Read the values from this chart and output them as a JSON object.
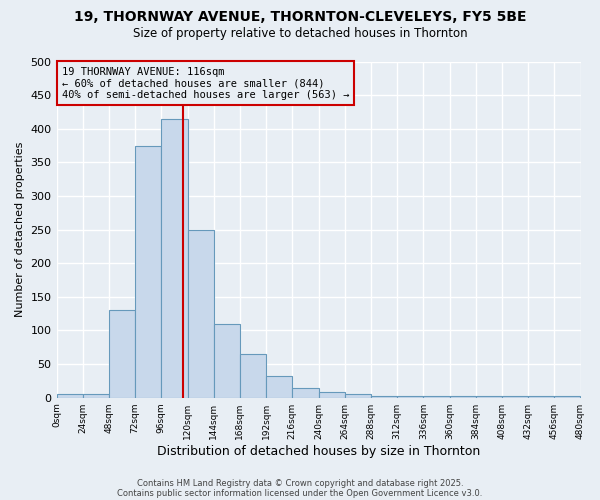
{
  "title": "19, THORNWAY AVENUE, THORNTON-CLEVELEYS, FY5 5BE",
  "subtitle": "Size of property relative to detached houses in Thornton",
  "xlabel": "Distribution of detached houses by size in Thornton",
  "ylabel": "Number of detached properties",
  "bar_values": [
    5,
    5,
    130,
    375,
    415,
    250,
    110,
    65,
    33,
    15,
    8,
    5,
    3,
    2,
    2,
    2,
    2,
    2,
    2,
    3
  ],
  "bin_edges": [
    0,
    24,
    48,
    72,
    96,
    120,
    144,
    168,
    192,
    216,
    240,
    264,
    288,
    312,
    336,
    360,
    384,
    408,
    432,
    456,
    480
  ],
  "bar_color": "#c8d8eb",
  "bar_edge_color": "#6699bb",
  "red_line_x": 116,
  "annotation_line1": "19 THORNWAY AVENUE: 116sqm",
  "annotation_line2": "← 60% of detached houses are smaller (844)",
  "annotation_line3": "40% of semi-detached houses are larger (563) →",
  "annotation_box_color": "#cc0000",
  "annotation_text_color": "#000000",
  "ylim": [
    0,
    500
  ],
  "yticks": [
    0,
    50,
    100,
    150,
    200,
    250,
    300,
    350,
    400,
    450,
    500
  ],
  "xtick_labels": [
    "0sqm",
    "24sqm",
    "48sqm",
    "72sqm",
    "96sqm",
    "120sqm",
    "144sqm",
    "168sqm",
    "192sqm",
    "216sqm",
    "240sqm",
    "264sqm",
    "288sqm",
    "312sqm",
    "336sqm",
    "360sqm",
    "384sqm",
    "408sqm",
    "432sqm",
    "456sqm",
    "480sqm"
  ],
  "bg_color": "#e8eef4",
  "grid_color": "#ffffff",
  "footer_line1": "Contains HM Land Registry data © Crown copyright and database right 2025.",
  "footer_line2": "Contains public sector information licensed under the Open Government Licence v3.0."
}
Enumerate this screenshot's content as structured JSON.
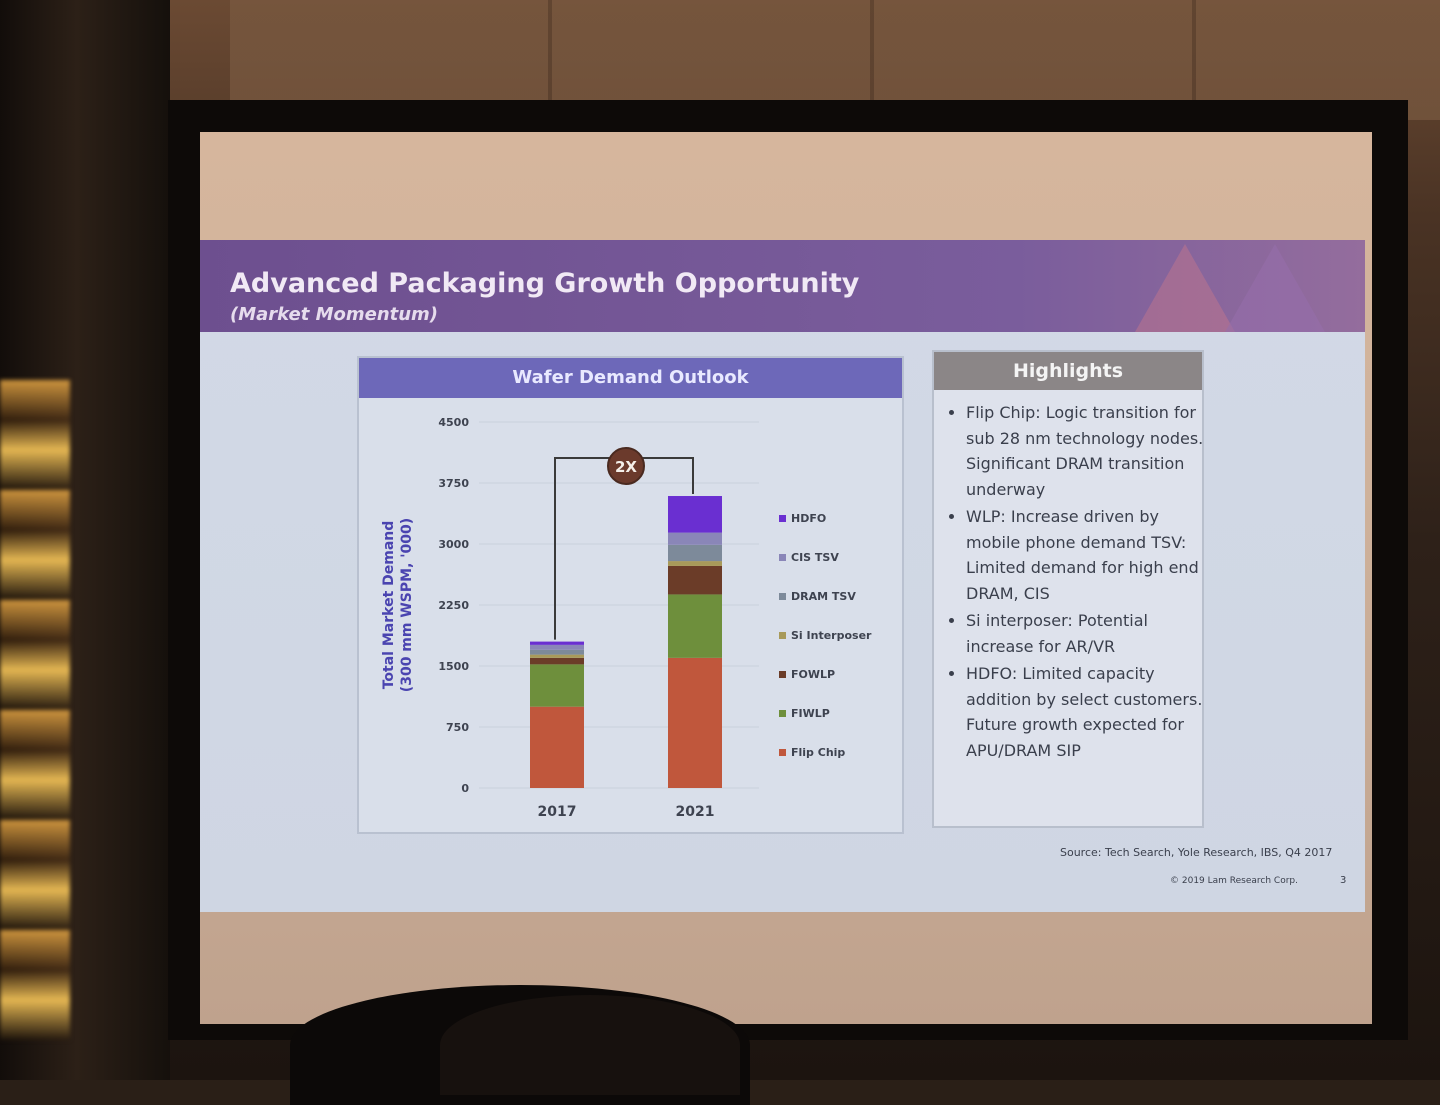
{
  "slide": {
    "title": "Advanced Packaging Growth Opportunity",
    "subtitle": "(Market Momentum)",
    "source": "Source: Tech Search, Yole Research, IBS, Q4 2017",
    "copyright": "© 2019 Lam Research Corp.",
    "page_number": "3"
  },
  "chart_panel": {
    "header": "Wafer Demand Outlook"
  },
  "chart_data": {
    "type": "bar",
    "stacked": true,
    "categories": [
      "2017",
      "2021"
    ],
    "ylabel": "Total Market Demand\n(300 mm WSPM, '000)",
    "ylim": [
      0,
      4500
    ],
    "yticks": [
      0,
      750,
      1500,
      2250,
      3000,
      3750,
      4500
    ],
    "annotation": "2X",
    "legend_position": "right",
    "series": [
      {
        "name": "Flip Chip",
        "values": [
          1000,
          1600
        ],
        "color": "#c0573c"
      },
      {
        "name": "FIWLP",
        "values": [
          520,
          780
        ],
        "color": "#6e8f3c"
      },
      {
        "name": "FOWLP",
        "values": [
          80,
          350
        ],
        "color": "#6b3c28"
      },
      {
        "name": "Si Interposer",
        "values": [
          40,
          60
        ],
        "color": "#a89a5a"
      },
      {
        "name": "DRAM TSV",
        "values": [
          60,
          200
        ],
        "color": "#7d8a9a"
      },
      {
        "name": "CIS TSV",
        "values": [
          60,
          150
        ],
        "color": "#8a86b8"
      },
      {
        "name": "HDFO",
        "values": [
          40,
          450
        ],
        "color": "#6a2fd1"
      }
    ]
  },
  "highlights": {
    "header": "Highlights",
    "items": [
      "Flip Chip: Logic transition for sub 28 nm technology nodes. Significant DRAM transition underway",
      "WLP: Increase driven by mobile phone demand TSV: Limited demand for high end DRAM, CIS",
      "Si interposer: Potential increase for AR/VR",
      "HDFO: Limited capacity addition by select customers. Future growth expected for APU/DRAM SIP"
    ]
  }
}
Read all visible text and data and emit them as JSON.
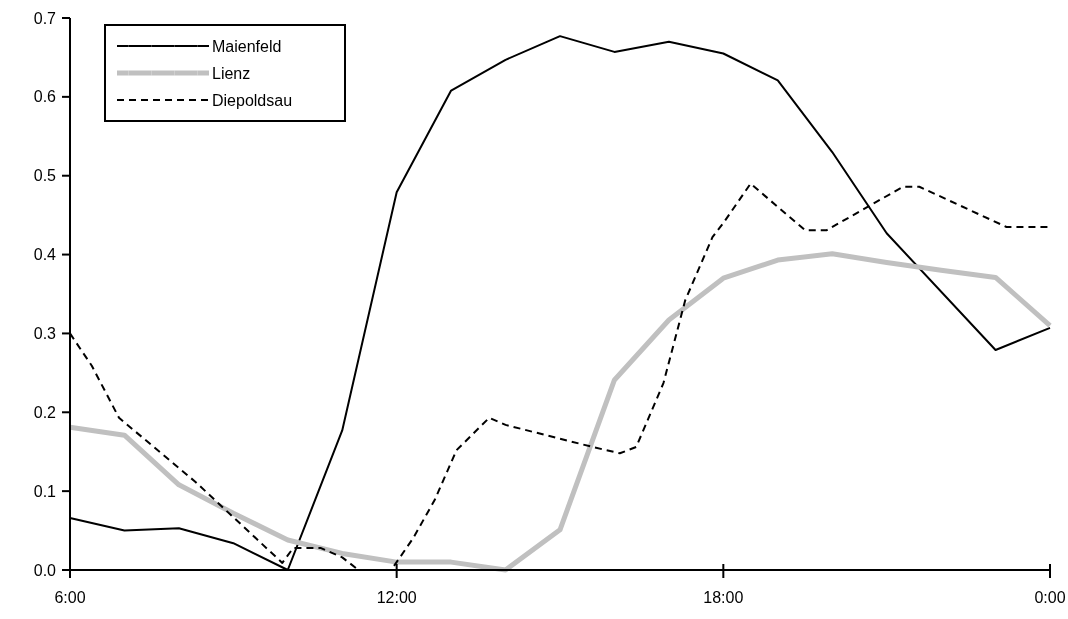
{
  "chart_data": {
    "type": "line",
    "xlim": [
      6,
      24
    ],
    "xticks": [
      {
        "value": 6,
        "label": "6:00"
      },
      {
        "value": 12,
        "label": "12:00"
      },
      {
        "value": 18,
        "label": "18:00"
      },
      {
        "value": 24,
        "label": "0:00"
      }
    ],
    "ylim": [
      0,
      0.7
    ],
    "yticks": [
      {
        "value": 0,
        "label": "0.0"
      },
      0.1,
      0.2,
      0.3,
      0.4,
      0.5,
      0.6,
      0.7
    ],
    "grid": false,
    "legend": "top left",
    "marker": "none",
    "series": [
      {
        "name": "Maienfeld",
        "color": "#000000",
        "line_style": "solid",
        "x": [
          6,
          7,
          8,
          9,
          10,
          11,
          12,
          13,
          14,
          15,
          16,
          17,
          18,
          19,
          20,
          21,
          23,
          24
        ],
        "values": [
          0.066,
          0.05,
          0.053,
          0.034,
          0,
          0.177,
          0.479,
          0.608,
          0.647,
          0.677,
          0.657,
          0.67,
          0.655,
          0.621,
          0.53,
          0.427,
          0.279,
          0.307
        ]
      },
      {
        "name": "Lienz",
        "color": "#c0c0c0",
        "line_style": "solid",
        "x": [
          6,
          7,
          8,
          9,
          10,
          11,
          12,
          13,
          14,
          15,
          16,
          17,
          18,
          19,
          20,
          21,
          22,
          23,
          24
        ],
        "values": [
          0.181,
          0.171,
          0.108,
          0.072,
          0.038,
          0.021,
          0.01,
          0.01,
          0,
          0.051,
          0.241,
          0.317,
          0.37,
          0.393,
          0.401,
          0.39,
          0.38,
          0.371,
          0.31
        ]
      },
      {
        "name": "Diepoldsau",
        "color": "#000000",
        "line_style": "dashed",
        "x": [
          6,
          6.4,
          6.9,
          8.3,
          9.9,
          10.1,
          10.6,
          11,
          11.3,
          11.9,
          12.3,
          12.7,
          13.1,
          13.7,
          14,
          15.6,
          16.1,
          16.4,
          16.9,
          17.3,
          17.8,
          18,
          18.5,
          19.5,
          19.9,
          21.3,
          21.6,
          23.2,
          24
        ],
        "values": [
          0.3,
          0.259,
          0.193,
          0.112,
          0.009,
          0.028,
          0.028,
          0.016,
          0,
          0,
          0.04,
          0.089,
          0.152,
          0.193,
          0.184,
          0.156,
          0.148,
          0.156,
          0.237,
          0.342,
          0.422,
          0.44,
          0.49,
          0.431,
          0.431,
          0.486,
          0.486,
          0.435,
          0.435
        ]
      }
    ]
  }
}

_DO THIS:_ Copy whichever lines in the listing above contain the word "Limited".

_CORRECT OUTPUT:_
      "WLP: Increase driven by mobile phone demand TSV: Limited demand for high end DRAM, CIS",
      "HDFO: Limited capacity addition by select customers. Future growth expected for APU/DRAM SIP"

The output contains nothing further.